### PROMPT
Identify all lines below that hold "search" and collect them.

### INFORMATION GIVEN
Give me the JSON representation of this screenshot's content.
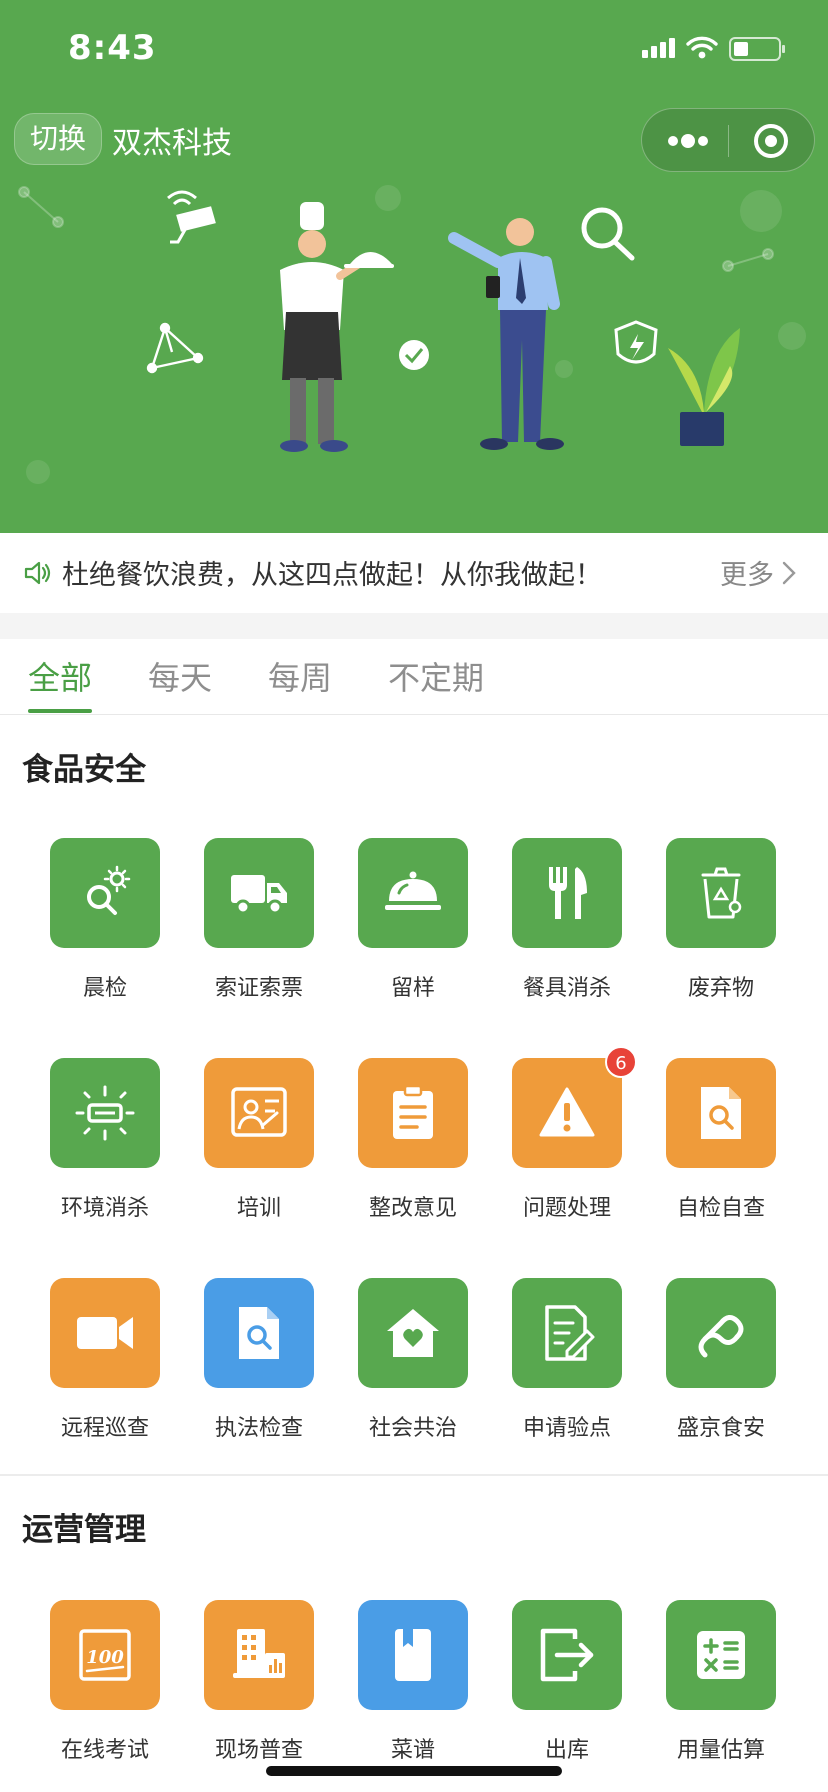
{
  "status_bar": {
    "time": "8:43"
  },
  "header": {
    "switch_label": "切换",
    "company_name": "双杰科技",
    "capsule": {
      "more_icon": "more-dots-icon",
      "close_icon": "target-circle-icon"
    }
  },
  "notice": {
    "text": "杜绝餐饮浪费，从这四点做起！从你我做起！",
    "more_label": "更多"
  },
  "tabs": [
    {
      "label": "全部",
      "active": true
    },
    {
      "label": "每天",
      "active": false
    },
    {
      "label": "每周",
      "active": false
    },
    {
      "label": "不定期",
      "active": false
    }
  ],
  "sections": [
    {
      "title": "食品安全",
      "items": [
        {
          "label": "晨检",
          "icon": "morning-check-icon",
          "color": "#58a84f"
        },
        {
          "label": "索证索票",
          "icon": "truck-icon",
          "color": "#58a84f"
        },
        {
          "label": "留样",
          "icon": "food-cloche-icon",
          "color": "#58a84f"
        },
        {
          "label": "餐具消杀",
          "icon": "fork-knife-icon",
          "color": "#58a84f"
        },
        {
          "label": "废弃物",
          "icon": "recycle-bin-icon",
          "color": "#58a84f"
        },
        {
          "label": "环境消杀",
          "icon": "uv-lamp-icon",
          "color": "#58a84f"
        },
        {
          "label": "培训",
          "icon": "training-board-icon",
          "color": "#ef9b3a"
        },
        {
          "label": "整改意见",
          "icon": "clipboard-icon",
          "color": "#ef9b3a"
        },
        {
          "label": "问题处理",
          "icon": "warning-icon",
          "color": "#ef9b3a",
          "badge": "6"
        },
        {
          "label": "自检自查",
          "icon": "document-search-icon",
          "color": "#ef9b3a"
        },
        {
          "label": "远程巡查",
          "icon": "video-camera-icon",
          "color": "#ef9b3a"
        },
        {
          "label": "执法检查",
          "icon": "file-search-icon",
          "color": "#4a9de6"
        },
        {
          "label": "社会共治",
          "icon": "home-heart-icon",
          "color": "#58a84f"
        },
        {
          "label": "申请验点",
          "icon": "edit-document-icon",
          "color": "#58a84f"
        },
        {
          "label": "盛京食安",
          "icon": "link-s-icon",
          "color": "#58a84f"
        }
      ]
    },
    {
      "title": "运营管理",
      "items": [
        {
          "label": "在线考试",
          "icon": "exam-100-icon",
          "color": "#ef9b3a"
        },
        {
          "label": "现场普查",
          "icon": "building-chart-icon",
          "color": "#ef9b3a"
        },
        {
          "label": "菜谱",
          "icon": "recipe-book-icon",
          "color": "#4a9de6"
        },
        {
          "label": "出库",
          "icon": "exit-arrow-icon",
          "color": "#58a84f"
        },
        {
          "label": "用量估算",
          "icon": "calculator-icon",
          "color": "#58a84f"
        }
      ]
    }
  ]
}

### RESULT FOR THIS TASK
          "icon": "document-search-icon",
          "icon": "file-search-icon",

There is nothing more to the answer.